Archive for June, 2009

Substantial Similarity Test Under Copyright Law

            When asked by a potential client from Fort Lauderdale, Florida, whether a person who does not pass the substantial similarity test under copyright law is in violation of that law, I explain that while generally that might be the case, one must first determine the elements of a cause of action for copyright infringement under Florida law.  In Florida, to bring a case for copyright infringement, a person must allege and prove (1) his/her ownership of a valid copyright and (2) the copying of the protected elements of the original work.  Benson v. Coca-Cola Co., 795 F.2d 973, 974 (11th Cir. 1986).  Ownership (the first element) is normally a non-issue since this can easily be proven by presentment of a copyright registration certificate.  Original Appalachian Artworks, Inc. v. Toy Loft, 684 F.2d 821, 826 (11th Cir. 1982).  The difficulty then becomes the infringement component, or the “copying” of the work (the second element). 

Generally, “copying” in an infringement action may be proven by direct or indirect evidence.  Direct evidence is evidence that shows that all or part of a protected work was actually copied; however, this type of evidence is rarely available.  Therefore, most cases are decided on the question of whether (1) the alleged infringer had access to the work in question, and (2) whether the two “works” are substantially similar.  Donald Frederick Evans & Assocs., Inc. v. Continental Homes, Inc., 785 F.2d 897, 904 (11th Cir. 1986).

As to the first issue, courts have found the “access” requirement satisfied where the alleged infringer has had the opportunity to view the copyrighted work.  Evans v. Wallace Berrie & Co., Inc., 681 F.Supp. 813, 816 (S.D.Fla. 1988).

#### The tasks
1. Which court cases does the post on substantial similarity cite? List them all by name.
2. According to the post on substantial similarity, how can ownership of a valid copyright normally be proven?
3. Extend the post on substantial similarity, picking up right after its final sentence.
The records come from a different source than the post on substantial similarity.

#### Raw data
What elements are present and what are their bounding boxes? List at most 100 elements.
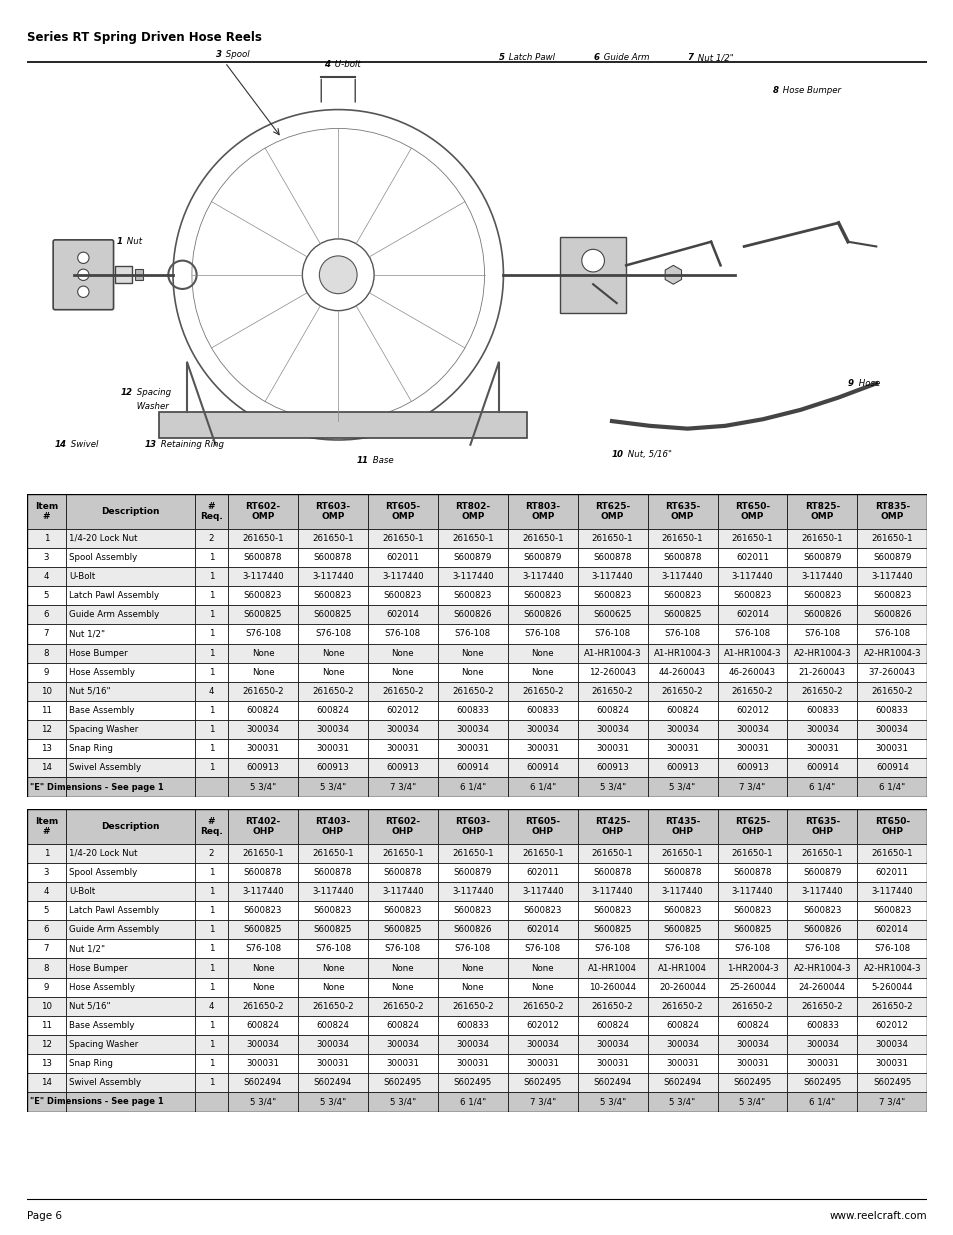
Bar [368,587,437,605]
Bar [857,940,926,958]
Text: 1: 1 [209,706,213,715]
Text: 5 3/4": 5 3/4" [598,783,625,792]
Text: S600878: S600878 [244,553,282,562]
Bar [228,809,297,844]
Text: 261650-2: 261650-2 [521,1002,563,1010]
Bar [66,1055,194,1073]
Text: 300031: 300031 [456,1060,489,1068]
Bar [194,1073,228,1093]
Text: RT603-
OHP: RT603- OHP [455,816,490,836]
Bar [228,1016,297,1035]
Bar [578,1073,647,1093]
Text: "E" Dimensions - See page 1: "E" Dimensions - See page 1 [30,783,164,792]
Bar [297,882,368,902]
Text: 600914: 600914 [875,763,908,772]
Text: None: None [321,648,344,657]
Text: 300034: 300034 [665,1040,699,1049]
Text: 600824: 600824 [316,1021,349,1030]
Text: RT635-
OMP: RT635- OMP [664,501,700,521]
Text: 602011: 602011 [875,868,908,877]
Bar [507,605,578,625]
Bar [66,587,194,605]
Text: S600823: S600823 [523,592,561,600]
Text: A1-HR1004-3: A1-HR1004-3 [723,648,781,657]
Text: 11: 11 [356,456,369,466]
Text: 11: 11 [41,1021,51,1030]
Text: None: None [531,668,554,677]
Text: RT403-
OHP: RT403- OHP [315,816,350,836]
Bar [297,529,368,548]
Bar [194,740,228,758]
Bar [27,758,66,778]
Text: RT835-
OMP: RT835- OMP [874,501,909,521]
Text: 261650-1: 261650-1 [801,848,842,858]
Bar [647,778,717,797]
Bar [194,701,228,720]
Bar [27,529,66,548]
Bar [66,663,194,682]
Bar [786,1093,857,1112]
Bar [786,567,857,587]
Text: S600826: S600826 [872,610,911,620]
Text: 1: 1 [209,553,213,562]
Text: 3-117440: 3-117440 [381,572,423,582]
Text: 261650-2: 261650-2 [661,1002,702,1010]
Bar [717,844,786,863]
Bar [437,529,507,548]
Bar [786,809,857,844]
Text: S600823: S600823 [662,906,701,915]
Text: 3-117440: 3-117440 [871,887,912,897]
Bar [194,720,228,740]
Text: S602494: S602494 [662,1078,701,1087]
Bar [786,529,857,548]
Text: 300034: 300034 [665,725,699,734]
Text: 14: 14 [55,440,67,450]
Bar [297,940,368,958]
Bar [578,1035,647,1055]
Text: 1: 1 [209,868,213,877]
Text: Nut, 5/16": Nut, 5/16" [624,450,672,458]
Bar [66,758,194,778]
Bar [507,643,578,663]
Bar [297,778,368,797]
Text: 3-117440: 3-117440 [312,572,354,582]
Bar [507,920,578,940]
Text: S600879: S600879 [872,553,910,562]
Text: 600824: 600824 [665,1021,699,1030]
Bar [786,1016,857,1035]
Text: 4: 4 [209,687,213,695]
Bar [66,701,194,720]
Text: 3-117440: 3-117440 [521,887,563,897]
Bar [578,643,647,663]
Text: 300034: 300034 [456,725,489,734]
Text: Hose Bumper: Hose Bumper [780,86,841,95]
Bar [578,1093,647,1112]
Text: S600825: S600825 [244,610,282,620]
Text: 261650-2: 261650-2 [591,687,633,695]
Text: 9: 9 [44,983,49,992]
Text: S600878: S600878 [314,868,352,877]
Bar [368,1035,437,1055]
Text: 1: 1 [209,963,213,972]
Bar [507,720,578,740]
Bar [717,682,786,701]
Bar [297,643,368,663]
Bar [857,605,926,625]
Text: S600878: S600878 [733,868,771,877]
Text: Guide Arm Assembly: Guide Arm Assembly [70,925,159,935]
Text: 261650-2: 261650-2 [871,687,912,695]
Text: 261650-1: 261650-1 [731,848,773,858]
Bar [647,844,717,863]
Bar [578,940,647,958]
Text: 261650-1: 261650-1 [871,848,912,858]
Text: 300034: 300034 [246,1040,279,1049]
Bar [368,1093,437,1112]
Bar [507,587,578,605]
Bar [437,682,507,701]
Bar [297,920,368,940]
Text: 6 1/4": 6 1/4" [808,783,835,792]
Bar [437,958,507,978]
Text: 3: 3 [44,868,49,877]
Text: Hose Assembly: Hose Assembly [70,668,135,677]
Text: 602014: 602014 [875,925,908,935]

...

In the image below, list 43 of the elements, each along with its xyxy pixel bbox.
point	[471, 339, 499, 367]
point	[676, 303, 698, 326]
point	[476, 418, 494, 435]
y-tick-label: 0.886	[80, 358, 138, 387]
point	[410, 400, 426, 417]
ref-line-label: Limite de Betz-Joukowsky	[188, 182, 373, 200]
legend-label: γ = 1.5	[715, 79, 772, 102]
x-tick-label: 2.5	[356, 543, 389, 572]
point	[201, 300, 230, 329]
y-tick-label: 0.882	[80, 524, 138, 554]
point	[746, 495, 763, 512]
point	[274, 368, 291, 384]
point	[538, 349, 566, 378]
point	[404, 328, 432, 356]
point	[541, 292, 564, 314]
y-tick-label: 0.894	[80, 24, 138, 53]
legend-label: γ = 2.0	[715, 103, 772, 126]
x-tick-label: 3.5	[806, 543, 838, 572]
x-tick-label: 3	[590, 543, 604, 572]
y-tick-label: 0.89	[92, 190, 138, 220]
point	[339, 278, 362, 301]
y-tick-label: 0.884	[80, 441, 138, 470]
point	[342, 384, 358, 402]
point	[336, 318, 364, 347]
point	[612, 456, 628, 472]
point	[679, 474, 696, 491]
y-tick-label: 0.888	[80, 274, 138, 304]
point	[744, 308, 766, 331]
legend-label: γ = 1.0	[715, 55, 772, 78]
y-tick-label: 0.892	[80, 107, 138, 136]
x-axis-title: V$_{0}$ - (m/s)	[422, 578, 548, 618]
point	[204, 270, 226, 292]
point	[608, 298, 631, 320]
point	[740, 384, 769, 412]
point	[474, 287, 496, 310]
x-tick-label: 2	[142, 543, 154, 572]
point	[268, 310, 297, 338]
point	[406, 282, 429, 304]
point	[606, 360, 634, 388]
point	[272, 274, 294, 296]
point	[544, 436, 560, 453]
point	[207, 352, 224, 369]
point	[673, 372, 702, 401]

#### Answer set
1.
- Benson v. Coca-Cola Co.
- Original Appalachian Artworks, Inc. v. Toy Loft
- Donald Frederick Evans & Assocs., Inc. v. Continental Homes, Inc.
- Evans v. Wallace Berrie & Co., Inc.

2. By presentment of a copyright registration certificate.

3.
Then, after establishing access, a court will turn to whether the two works are substantially similar.  At a minimum, to show substantial similarity, a person must establish that “an average lay observer” would recognize the alleged copy as having been appropriated from the copyrighted work.  Original Appalachian Artworks, Inc. v. Toy Loft, Inc., 684 F.2d 821, 829 (11th Cir. 1982).  “An ‘average lay observer’ presumably is an individual who, without any vested interest in the governing issue, is sufficiently informed and alert to identify precisely the differences in competing designs, yet sufficiently informed and independent to fairly identify and assess the similarities; that is, at a minimum neither an engaged expert nor an oblivious passerby.”  Lifetime Homes, Inc. v. Walker Homes, Inc., 485 F.Supp.2d 1314, 1321 (M.D.Fla. 2007).  In evaluating the question of substantial similarity, the court considers both the similarities and dissimilarities between the designs.  Howard v. Sterchi, 974 F.2d 1272, 1274-75 (11th Cir. 1992). The differences between two seemingly similar designs may negate infringement where the differences so outweigh the similarities that the similarities can only be deemed inconsequential within the total context of the copyrighted work.  Lifetime Homes, Inc., 485 F.Supp. at 1321.   

Thus, to those interested on the subject in Fort Lauderdale or anywhere else in Florida, not passing the “substantial similarity” test does not automatically make a person an infringer of copyrights.  Each case must be examined element by element to see if in fact there has occurred a copyright violation.

R. Martin Saenz, Esq. (Partner at The Saenz Law Firm, P.A.)

Parisa Rassoul (Juris Doctor Candidate at the University of Miami and summer intern at The Saenz Law Firm, P.A.)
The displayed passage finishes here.